#### [Exercise]
Set down the full listing exactly, character for character.

★ ★ ★ ★ ★ ★ ★

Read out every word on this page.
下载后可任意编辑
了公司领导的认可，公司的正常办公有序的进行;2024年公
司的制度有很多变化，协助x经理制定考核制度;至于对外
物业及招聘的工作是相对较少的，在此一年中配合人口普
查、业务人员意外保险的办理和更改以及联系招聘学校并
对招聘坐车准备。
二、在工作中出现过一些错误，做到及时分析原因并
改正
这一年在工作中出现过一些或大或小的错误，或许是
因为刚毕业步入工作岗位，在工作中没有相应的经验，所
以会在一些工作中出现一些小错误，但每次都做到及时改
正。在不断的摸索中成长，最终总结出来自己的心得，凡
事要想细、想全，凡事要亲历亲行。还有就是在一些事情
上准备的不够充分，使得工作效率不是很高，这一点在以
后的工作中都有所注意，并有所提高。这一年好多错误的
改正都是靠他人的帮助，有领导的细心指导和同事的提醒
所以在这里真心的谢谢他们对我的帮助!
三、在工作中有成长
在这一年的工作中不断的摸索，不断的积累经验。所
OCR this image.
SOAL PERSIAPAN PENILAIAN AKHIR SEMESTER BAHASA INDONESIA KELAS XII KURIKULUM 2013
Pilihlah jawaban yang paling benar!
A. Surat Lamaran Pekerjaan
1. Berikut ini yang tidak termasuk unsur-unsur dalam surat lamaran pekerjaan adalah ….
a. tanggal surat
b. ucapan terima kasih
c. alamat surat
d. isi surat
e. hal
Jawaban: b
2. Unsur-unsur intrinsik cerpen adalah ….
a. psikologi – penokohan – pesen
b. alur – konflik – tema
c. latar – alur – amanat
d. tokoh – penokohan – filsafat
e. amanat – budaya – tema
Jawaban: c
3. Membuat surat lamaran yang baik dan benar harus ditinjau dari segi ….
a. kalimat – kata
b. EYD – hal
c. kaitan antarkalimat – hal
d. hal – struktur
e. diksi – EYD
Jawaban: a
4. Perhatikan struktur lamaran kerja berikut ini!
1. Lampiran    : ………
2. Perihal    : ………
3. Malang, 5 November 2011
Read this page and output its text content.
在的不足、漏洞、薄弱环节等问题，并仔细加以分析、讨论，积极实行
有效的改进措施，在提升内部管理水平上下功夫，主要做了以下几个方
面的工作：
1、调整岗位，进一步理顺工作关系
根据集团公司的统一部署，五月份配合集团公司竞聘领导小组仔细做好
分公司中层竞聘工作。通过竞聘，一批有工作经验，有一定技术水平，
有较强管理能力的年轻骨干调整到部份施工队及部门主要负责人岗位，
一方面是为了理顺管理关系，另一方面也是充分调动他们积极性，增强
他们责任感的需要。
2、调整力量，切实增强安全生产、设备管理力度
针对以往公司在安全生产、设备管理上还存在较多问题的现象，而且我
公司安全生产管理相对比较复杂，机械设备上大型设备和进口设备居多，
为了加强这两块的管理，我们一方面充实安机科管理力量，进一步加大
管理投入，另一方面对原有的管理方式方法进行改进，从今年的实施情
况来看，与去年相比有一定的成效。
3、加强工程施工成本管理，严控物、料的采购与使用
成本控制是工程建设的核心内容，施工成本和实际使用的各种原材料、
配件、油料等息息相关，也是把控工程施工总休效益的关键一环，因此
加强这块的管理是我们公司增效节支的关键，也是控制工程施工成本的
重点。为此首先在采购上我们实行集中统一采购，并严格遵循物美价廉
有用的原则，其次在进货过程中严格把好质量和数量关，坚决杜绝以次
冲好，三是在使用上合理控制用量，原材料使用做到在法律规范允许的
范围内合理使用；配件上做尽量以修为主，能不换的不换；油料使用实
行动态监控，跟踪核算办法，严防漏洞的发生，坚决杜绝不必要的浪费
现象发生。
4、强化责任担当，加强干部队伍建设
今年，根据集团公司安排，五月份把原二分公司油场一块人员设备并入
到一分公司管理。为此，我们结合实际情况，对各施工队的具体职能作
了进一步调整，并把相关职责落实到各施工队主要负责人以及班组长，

★ ★ ★ ★ ★ ★ ★

#### [Solution]
Read out every word on this page.
下载后可任意编辑
了公司领导的认可，公司的正常办公有序的进行;2024年公
司的制度有很多变化，协助x经理制定考核制度;至于对外
物业及招聘的工作是相对较少的，在此一年中配合人口普
查、业务人员意外保险的办理和更改以及联系招聘学校并
对招聘坐车准备。
二、在工作中出现过一些错误，做到及时分析原因并
改正
这一年在工作中出现过一些或大或小的错误，或许是
因为刚毕业步入工作岗位，在工作中没有相应的经验，所
以会在一些工作中出现一些小错误，但每次都做到及时改
正。在不断的摸索中成长，最终总结出来自己的心得，凡
事要想细、想全，凡事要亲历亲行。还有就是在一些事情
上准备的不够充分，使得工作效率不是很高，这一点在以
后的工作中都有所注意，并有所提高。这一年好多错误的
改正都是靠他人的帮助，有领导的细心指导和同事的提醒
所以在这里真心的谢谢他们对我的帮助!
三、在工作中有成长
在这一年的工作中不断的摸索，不断的积累经验。所
OCR this image.
SOAL PERSIAPAN PENILAIAN AKHIR SEMESTER BAHASA INDONESIA KELAS XII KURIKULUM 2013
Pilihlah jawaban yang paling benar!
A. Surat Lamaran Pekerjaan
1. Berikut ini yang tidak termasuk unsur-unsur dalam surat lamaran pekerjaan adalah ….
a. tanggal surat
b. ucapan terima kasih
c. alamat surat
d. isi surat
e. hal
Jawaban: b
2. Unsur-unsur intrinsik cerpen adalah ….
a. psikologi – penokohan – pesen
b. alur – konflik – tema
c. latar – alur – amanat
d. tokoh – penokohan – filsafat
e. amanat – budaya – tema
Jawaban: c
3. Membuat surat lamaran yang baik dan benar harus ditinjau dari segi ….
a. kalimat – kata
b. EYD – hal
c. kaitan antarkalimat – hal
d. hal – struktur
e. diksi – EYD
Jawaban: a
4. Perhatikan struktur lamaran kerja berikut ini!
1. Lampiran    : ………
2. Perihal    : ………
3. Malang, 5 November 2011
Read this page and output its text content.
在的不足、漏洞、薄弱环节等问题，并仔细加以分析、讨论，积极实行
有效的改进措施，在提升内部管理水平上下功夫，主要做了以下几个方
面的工作：
1、调整岗位，进一步理顺工作关系
根据集团公司的统一部署，五月份配合集团公司竞聘领导小组仔细做好
分公司中层竞聘工作。通过竞聘，一批有工作经验，有一定技术水平，
有较强管理能力的年轻骨干调整到部份施工队及部门主要负责人岗位，
一方面是为了理顺管理关系，另一方面也是充分调动他们积极性，增强
他们责任感的需要。
2、调整力量，切实增强安全生产、设备管理力度
针对以往公司在安全生产、设备管理上还存在较多问题的现象，而且我
公司安全生产管理相对比较复杂，机械设备上大型设备和进口设备居多，
为了加强这两块的管理，我们一方面充实安机科管理力量，进一步加大
管理投入，另一方面对原有的管理方式方法进行改进，从今年的实施情
况来看，与去年相比有一定的成效。
3、加强工程施工成本管理，严控物、料的采购与使用
成本控制是工程建设的核心内容，施工成本和实际使用的各种原材料、
配件、油料等息息相关，也是把控工程施工总休效益的关键一环，因此
加强这块的管理是我们公司增效节支的关键，也是控制工程施工成本的
重点。为此首先在采购上我们实行集中统一采购，并严格遵循物美价廉
有用的原则，其次在进货过程中严格把好质量和数量关，坚决杜绝以次
冲好，三是在使用上合理控制用量，原材料使用做到在法律规范允许的
范围内合理使用；配件上做尽量以修为主，能不换的不换；油料使用实
行动态监控，跟踪核算办法，严防漏洞的发生，坚决杜绝不必要的浪费
现象发生。
4、强化责任担当，加强干部队伍建设
今年，根据集团公司安排，五月份把原二分公司油场一块人员设备并入
到一分公司管理。为此，我们结合实际情况，对各施工队的具体职能作
了进一步调整，并把相关职责落实到各施工队主要负责人以及班组长，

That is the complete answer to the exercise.